→ **Information shown**
========

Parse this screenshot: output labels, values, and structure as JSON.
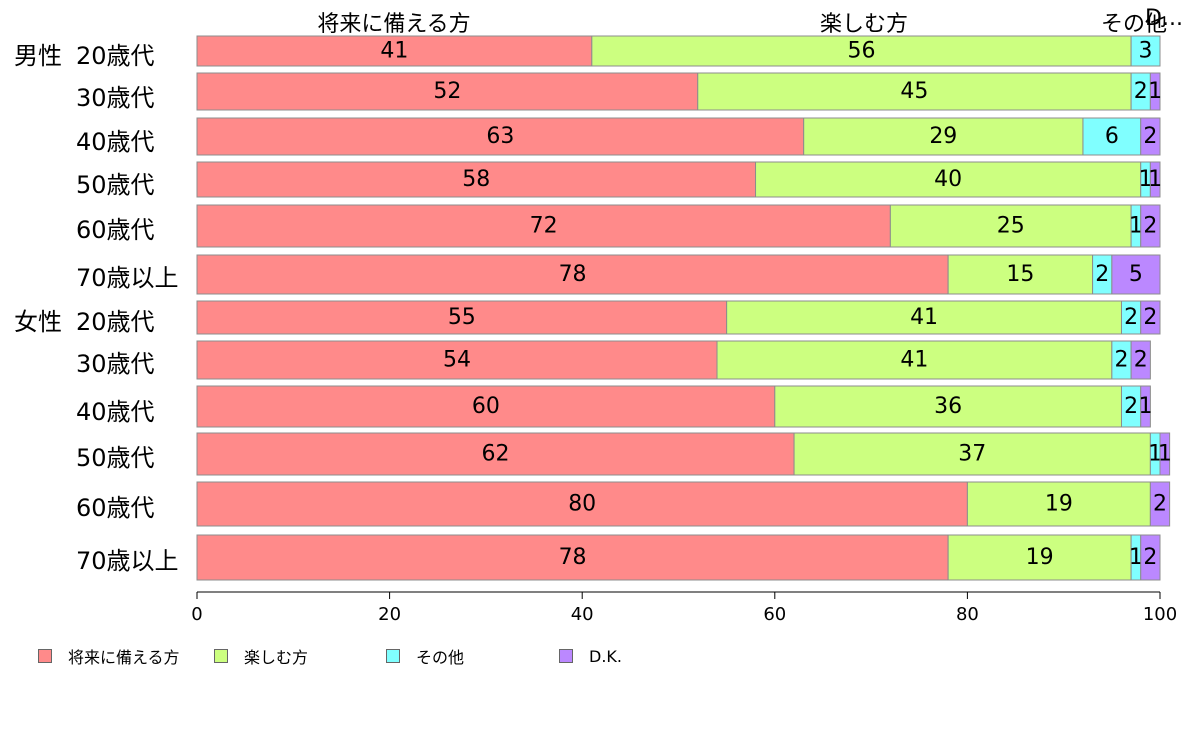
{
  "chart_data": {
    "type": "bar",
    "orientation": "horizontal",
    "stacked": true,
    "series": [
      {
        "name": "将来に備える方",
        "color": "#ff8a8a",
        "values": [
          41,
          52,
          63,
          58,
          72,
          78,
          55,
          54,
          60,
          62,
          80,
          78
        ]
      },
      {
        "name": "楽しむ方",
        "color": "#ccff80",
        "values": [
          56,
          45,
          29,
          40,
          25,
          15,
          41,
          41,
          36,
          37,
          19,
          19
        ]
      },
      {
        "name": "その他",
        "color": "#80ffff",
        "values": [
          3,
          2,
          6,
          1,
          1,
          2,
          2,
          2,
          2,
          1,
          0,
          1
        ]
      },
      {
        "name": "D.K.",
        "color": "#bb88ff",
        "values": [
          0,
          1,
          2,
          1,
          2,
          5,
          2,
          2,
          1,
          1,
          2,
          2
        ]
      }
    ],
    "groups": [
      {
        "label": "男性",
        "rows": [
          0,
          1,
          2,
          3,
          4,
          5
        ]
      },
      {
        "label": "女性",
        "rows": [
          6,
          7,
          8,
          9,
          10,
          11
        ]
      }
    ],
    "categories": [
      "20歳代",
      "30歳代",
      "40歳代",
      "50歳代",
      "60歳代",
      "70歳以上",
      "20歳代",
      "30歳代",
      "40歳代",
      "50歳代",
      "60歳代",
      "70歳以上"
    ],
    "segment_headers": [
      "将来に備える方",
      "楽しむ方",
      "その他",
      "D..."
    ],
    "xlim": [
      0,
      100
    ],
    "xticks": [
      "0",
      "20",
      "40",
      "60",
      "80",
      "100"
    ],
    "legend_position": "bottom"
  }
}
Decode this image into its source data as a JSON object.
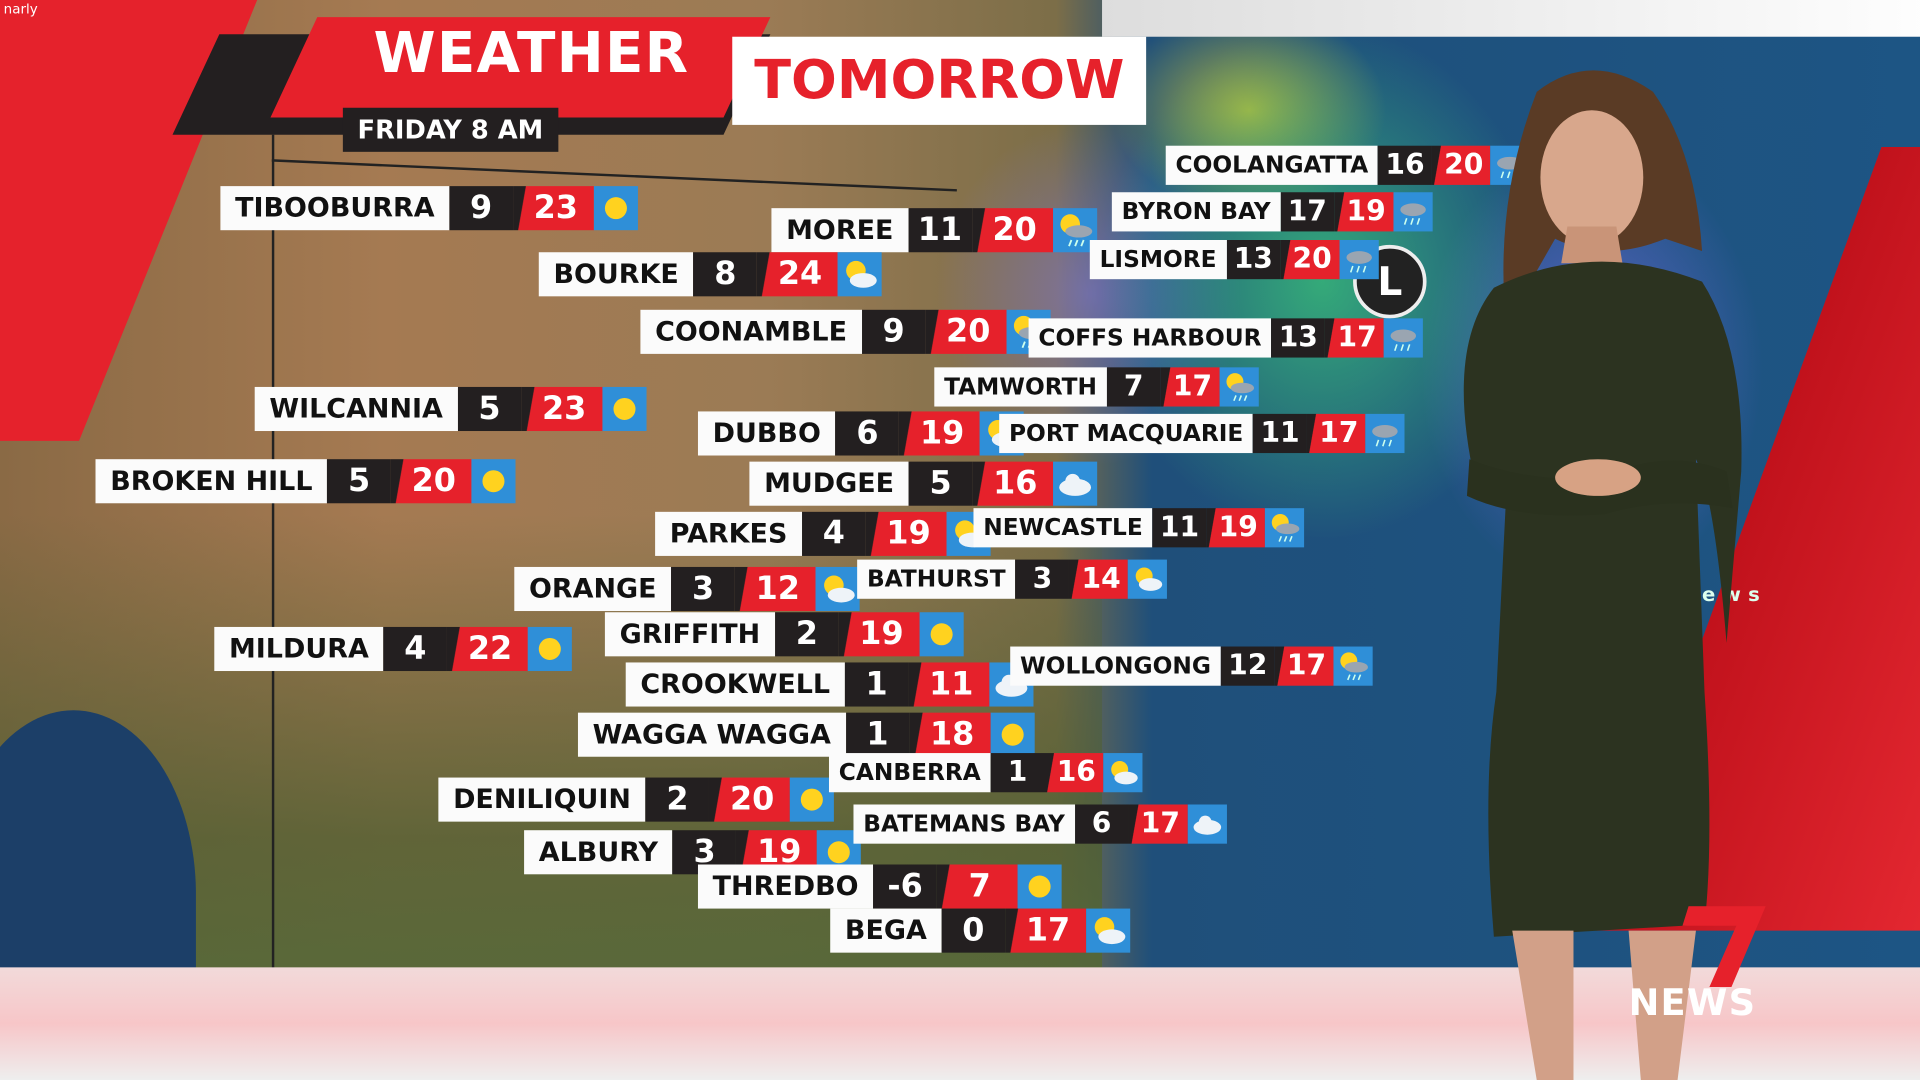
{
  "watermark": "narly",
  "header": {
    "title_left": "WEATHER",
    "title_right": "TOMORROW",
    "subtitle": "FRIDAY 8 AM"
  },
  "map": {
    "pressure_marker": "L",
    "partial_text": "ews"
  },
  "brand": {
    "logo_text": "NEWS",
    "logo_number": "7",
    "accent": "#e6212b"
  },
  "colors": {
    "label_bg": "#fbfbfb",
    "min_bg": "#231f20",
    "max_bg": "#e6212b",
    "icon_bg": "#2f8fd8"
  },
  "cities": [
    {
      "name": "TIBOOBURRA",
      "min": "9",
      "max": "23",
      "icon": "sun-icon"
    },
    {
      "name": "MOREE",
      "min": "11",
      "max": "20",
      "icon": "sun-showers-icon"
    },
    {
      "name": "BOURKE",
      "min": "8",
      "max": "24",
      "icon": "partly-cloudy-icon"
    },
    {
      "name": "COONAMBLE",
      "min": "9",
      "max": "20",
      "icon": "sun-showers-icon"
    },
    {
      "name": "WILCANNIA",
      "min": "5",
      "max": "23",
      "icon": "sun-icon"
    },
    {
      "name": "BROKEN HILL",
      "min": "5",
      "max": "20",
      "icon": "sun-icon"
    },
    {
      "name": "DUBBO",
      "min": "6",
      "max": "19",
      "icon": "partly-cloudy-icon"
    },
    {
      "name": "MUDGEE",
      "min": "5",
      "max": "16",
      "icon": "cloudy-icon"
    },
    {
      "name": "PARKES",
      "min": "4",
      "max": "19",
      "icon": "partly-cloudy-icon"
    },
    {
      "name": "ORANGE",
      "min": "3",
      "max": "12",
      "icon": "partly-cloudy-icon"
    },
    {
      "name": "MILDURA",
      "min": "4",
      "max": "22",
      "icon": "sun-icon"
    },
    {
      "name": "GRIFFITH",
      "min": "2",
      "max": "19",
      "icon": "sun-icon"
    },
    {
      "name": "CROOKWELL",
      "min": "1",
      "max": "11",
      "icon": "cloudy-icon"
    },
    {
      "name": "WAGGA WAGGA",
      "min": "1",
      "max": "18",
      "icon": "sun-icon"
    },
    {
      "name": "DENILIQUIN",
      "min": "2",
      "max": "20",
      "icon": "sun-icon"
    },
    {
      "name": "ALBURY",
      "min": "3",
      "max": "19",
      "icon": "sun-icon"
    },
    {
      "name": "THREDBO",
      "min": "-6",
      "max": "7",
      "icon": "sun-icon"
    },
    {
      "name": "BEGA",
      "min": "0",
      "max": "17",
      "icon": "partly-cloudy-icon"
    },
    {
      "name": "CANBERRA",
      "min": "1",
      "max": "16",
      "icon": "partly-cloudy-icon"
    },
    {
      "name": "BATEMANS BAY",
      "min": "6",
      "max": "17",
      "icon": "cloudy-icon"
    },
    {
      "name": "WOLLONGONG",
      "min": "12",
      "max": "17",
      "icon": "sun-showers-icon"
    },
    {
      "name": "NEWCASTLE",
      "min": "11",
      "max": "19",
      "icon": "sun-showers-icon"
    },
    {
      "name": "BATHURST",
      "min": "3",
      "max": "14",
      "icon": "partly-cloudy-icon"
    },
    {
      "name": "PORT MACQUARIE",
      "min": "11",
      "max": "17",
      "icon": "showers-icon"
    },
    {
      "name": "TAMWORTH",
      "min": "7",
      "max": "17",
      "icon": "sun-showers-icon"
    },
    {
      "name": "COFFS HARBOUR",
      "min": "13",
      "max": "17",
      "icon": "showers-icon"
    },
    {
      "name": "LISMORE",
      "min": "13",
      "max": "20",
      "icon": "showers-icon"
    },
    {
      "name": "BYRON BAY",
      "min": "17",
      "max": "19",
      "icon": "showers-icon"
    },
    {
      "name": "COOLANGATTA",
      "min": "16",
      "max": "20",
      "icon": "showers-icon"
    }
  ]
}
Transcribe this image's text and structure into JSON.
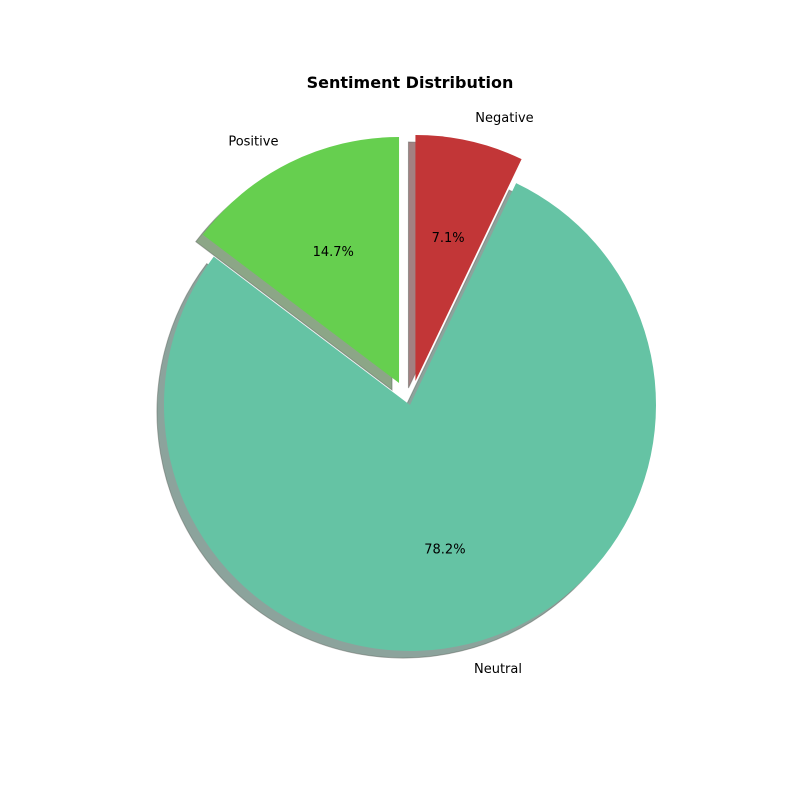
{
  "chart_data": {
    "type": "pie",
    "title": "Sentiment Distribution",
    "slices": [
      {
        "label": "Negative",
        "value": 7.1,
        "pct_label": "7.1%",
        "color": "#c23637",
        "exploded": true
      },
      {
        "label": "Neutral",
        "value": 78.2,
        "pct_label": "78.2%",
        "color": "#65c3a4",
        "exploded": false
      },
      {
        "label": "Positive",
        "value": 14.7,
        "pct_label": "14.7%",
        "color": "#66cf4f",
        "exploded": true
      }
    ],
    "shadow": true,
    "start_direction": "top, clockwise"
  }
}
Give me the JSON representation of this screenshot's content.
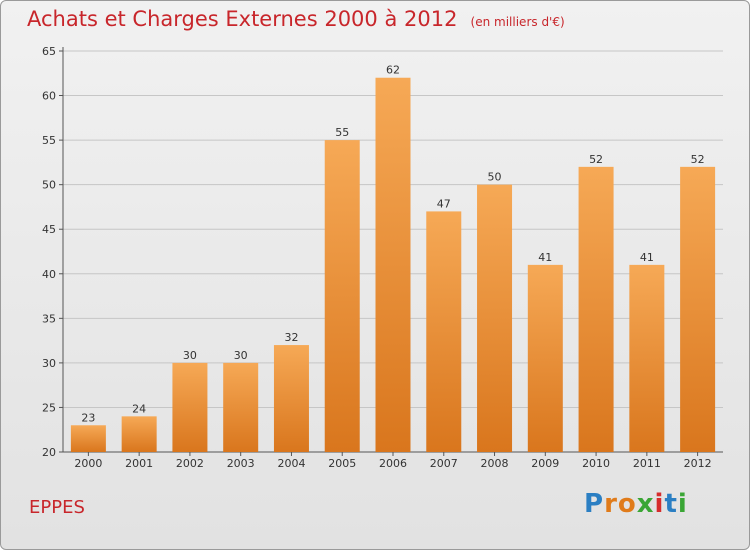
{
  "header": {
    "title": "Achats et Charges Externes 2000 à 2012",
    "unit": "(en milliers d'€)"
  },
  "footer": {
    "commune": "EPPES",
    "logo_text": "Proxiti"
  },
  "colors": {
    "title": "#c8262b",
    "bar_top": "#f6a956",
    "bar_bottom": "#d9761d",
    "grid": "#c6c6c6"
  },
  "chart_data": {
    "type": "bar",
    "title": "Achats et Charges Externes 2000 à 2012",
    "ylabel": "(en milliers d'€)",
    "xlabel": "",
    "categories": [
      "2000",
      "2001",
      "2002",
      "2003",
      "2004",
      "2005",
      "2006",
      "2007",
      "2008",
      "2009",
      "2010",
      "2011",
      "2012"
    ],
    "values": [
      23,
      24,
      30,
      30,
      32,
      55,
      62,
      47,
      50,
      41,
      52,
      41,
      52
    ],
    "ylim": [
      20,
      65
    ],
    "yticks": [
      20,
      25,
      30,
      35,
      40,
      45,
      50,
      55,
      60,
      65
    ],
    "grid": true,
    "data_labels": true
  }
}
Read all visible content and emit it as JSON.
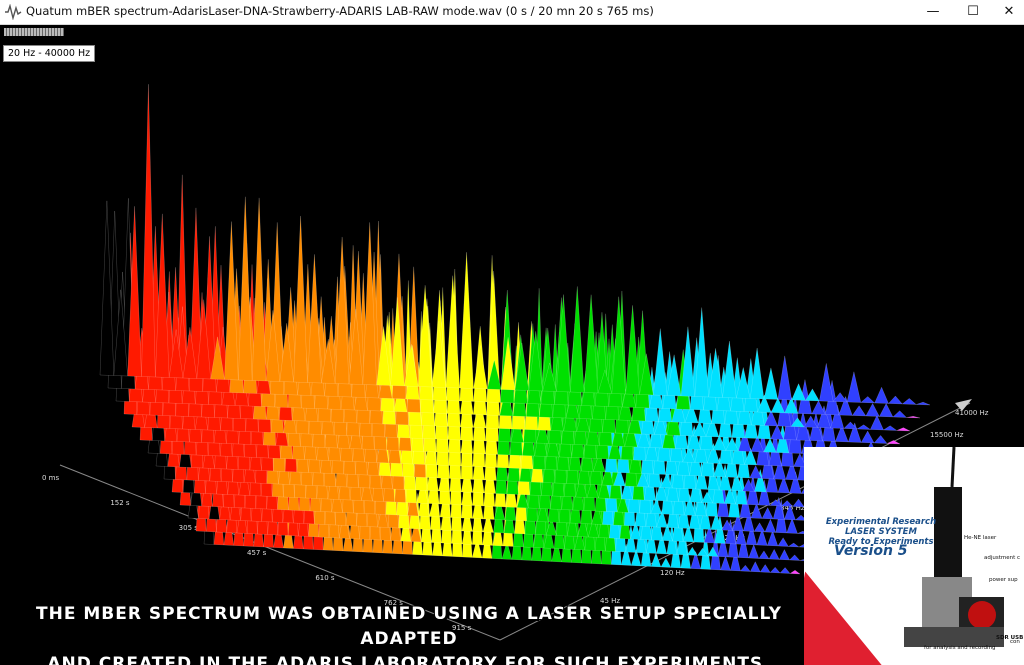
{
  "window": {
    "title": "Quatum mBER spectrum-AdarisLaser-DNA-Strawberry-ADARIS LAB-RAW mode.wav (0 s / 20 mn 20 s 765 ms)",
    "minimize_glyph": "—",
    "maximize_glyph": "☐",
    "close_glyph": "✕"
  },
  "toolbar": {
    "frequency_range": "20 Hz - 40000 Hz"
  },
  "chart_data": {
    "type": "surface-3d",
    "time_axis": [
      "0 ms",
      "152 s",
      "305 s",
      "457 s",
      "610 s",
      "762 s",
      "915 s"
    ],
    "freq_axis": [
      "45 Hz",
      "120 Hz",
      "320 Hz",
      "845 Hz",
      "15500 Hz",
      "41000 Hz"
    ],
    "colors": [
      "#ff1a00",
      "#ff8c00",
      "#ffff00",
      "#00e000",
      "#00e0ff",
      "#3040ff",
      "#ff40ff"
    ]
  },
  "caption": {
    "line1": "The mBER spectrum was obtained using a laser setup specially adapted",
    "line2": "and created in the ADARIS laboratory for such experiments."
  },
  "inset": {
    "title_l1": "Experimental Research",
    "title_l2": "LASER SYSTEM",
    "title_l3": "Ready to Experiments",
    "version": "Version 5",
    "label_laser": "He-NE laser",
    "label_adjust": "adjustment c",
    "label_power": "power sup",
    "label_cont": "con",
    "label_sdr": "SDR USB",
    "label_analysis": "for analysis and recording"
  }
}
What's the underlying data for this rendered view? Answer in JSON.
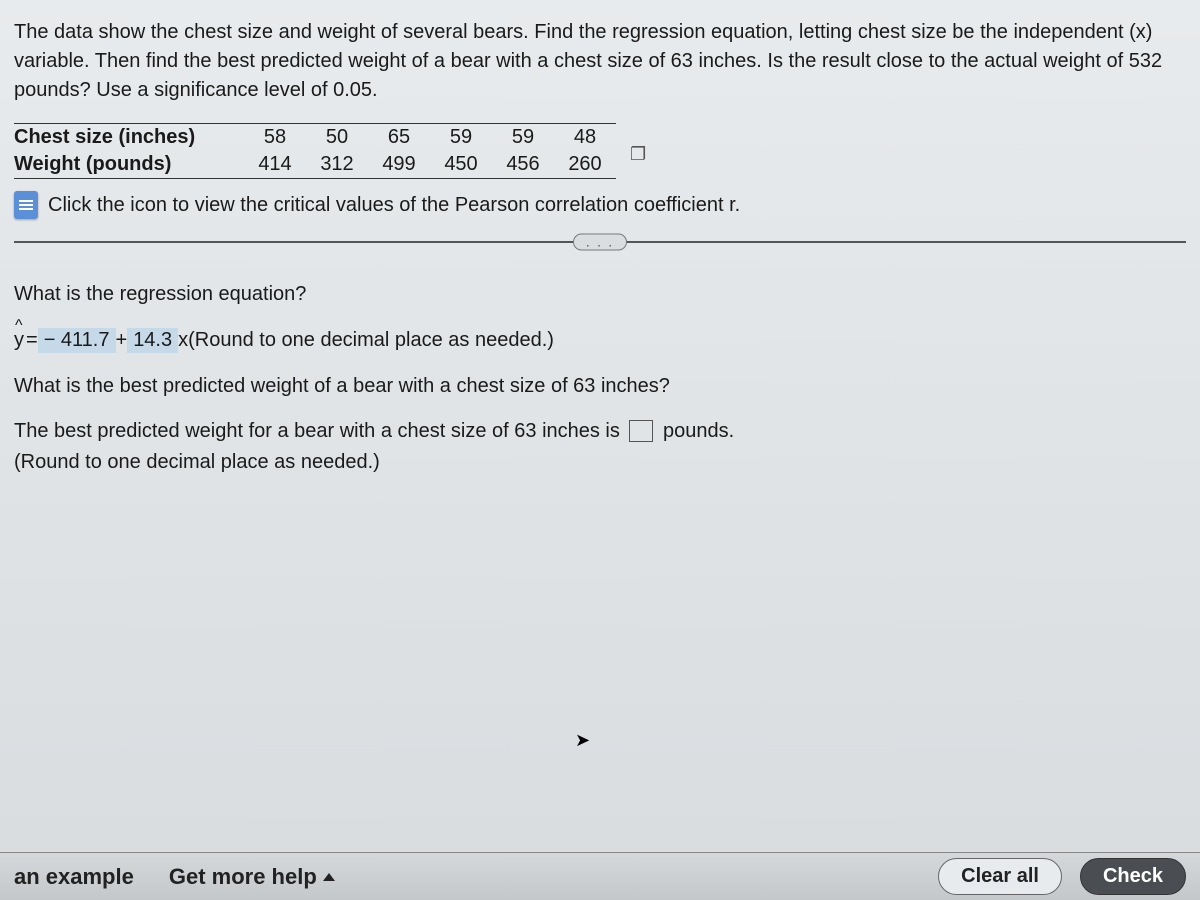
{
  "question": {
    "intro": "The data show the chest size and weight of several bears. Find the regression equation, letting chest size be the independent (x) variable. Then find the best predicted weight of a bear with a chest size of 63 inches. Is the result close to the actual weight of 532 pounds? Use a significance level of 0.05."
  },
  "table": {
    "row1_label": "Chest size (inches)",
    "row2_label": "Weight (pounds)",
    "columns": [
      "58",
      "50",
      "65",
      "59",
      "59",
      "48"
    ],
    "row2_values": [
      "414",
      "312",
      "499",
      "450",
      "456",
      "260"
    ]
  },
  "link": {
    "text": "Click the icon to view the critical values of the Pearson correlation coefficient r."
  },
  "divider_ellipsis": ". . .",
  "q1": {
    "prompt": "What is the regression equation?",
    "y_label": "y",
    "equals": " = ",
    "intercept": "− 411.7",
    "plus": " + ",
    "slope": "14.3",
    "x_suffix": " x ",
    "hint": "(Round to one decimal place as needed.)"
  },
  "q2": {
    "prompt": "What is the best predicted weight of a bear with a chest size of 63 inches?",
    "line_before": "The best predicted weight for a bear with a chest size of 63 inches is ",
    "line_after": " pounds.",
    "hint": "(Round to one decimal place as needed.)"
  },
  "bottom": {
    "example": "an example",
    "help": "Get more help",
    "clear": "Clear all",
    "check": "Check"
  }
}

========

→ **Task to carry out**
Pick out the lines containing the string "milliers" and show them.

→ **Task solution**
    "unit": "(en milliers d'€)"
    "ylabel": "(en milliers d'€)",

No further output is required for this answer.